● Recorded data
_ _ _

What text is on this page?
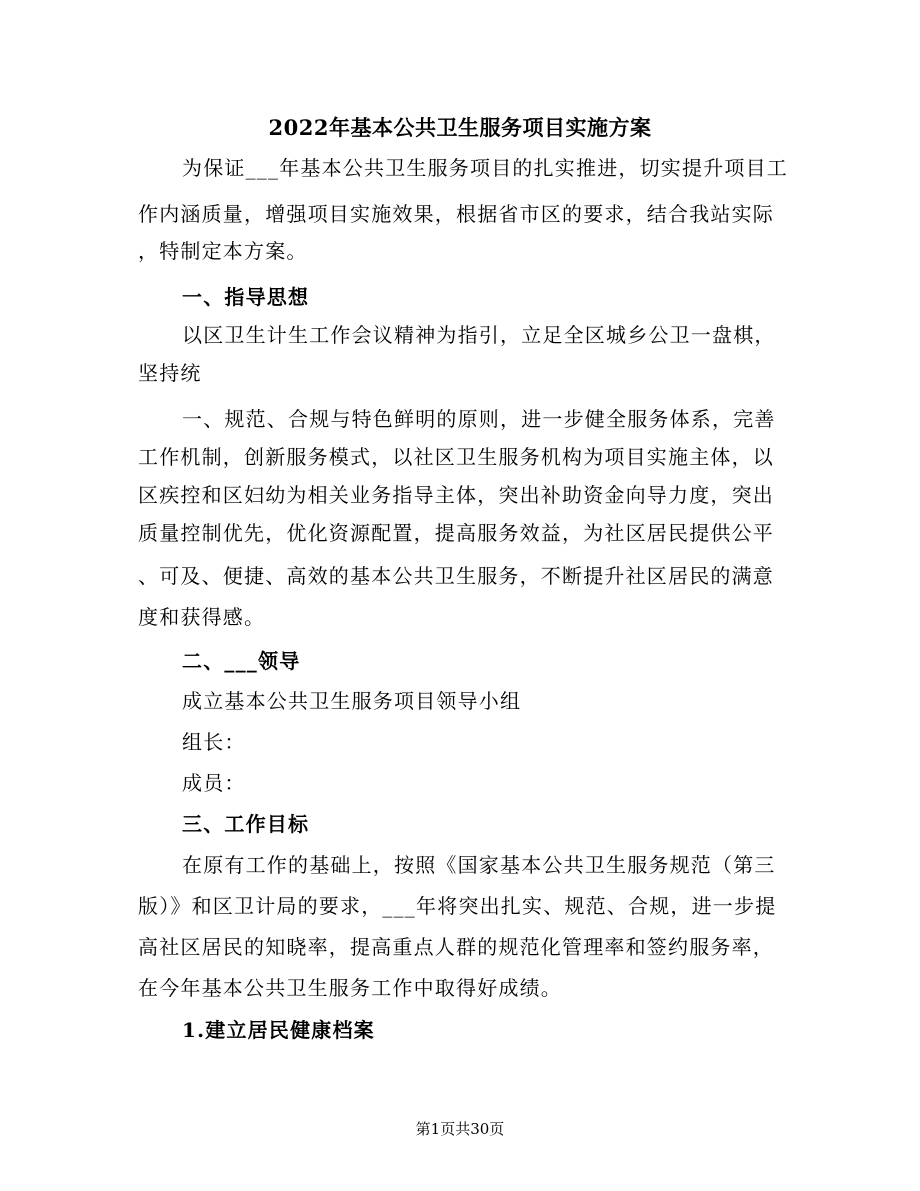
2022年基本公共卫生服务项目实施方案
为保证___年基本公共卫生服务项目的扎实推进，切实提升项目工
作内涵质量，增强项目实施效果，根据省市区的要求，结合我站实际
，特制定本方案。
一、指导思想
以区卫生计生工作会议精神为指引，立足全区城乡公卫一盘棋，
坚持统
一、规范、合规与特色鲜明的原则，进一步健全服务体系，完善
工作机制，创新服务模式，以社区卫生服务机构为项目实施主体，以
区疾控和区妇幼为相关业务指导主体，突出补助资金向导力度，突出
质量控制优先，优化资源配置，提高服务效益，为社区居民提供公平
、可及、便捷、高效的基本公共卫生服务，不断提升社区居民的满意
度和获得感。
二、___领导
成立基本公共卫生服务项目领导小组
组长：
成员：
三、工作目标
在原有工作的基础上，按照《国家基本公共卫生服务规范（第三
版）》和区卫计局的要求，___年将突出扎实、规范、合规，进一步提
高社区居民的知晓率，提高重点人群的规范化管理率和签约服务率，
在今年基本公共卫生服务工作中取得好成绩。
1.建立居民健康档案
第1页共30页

_ _ _

● WORK TO COMPLETE
Return the material word for word. Pictures are not part of the copy.

● RESULT OF THE EXERCISE
What text is on this page?
2022年基本公共卫生服务项目实施方案
为保证___年基本公共卫生服务项目的扎实推进，切实提升项目工
作内涵质量，增强项目实施效果，根据省市区的要求，结合我站实际
，特制定本方案。
一、指导思想
以区卫生计生工作会议精神为指引，立足全区城乡公卫一盘棋，
坚持统
一、规范、合规与特色鲜明的原则，进一步健全服务体系，完善
工作机制，创新服务模式，以社区卫生服务机构为项目实施主体，以
区疾控和区妇幼为相关业务指导主体，突出补助资金向导力度，突出
质量控制优先，优化资源配置，提高服务效益，为社区居民提供公平
、可及、便捷、高效的基本公共卫生服务，不断提升社区居民的满意
度和获得感。
二、___领导
成立基本公共卫生服务项目领导小组
组长：
成员：
三、工作目标
在原有工作的基础上，按照《国家基本公共卫生服务规范（第三
版）》和区卫计局的要求，___年将突出扎实、规范、合规，进一步提
高社区居民的知晓率，提高重点人群的规范化管理率和签约服务率，
在今年基本公共卫生服务工作中取得好成绩。
1.建立居民健康档案
第1页共30页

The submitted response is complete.